(Stored entries)
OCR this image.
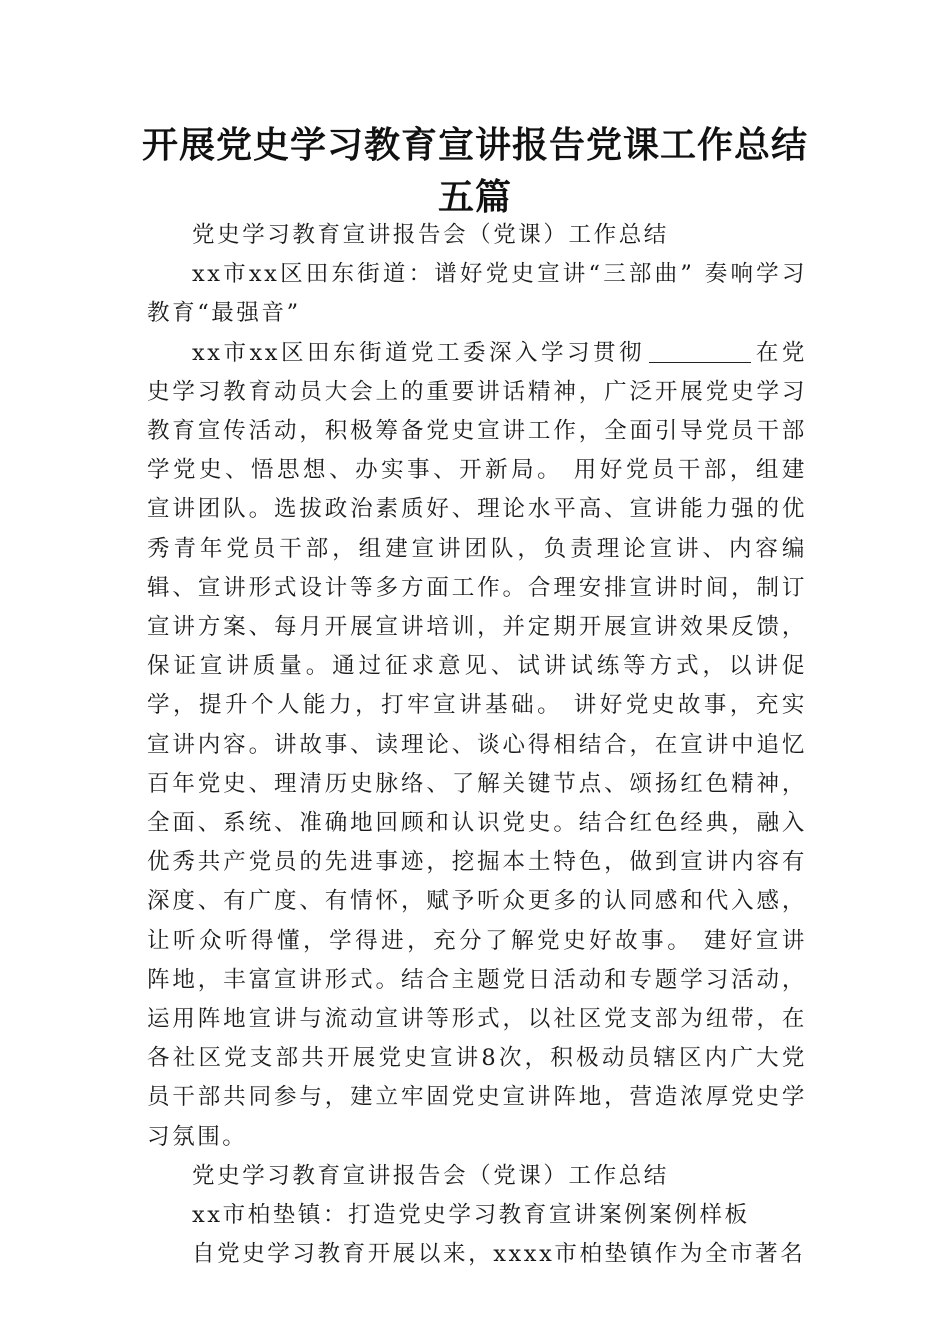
开展党史学习教育宣讲报告党课工作总结五篇

党史学习教育宣讲报告会（党课）工作总结

xx市xx区田东街道：谱好党史宣讲“三部曲” 奏响学习教育“最强音”

xx市xx区田东街道党工委深入学习贯彻	在党史学习教育动员大会上的重要讲话精神，广泛开展党史学习教育宣传活动，积极筹备党史宣讲工作，全面引导党员干部学党史、悟思想、办实事、开新局。 用好党员干部，组建宣讲团队。选拔政治素质好、理论水平高、宣讲能力强的优秀青年党员干部，组建宣讲团队，负责理论宣讲、内容编辑、宣讲形式设计等多方面工作。合理安排宣讲时间，制订宣讲方案、每月开展宣讲培训，并定期开展宣讲效果反馈，保证宣讲质量。通过征求意见、试讲试练等方式，以讲促学，提升个人能力，打牢宣讲基础。 讲好党史故事，充实宣讲内容。讲故事、读理论、谈心得相结合，在宣讲中追忆百年党史、理清历史脉络、了解关键节点、颂扬红色精神，全面、系统、准确地回顾和认识党史。结合红色经典，融入优秀共产党员的先进事迹，挖掘本土特色，做到宣讲内容有深度、有广度、有情怀，赋予听众更多的认同感和代入感，让听众听得懂，学得进，充分了解党史好故事。 建好宣讲阵地，丰富宣讲形式。结合主题党日活动和专题学习活动，运用阵地宣讲与流动宣讲等形式，以社区党支部为纽带，在各社区党支部共开展党史宣讲8次，积极动员辖区内广大党员干部共同参与，建立牢固党史宣讲阵地，营造浓厚党史学习氛围。

党史学习教育宣讲报告会（党课）工作总结

xx市柏垫镇：打造党史学习教育宣讲案例案例样板

自党史学习教育开展以来，xxxx市柏垫镇作为全市著名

- **Task directions**
Transcribe every entry word for word, but skip the pictures.

- **Task response**
OCR this image.
开展党史学习教育宣讲报告党课工作总结五篇

党史学习教育宣讲报告会（党课）工作总结

xx市xx区田东街道：谱好党史宣讲“三部曲” 奏响学习教育“最强音”

xx市xx区田东街道党工委深入学习贯彻	在党史学习教育动员大会上的重要讲话精神，广泛开展党史学习教育宣传活动，积极筹备党史宣讲工作，全面引导党员干部学党史、悟思想、办实事、开新局。 用好党员干部，组建宣讲团队。选拔政治素质好、理论水平高、宣讲能力强的优秀青年党员干部，组建宣讲团队，负责理论宣讲、内容编辑、宣讲形式设计等多方面工作。合理安排宣讲时间，制订宣讲方案、每月开展宣讲培训，并定期开展宣讲效果反馈，保证宣讲质量。通过征求意见、试讲试练等方式，以讲促学，提升个人能力，打牢宣讲基础。 讲好党史故事，充实宣讲内容。讲故事、读理论、谈心得相结合，在宣讲中追忆百年党史、理清历史脉络、了解关键节点、颂扬红色精神，全面、系统、准确地回顾和认识党史。结合红色经典，融入优秀共产党员的先进事迹，挖掘本土特色，做到宣讲内容有深度、有广度、有情怀，赋予听众更多的认同感和代入感，让听众听得懂，学得进，充分了解党史好故事。 建好宣讲阵地，丰富宣讲形式。结合主题党日活动和专题学习活动，运用阵地宣讲与流动宣讲等形式，以社区党支部为纽带，在各社区党支部共开展党史宣讲8次，积极动员辖区内广大党员干部共同参与，建立牢固党史宣讲阵地，营造浓厚党史学习氛围。

党史学习教育宣讲报告会（党课）工作总结

xx市柏垫镇：打造党史学习教育宣讲案例案例样板

自党史学习教育开展以来，xxxx市柏垫镇作为全市著名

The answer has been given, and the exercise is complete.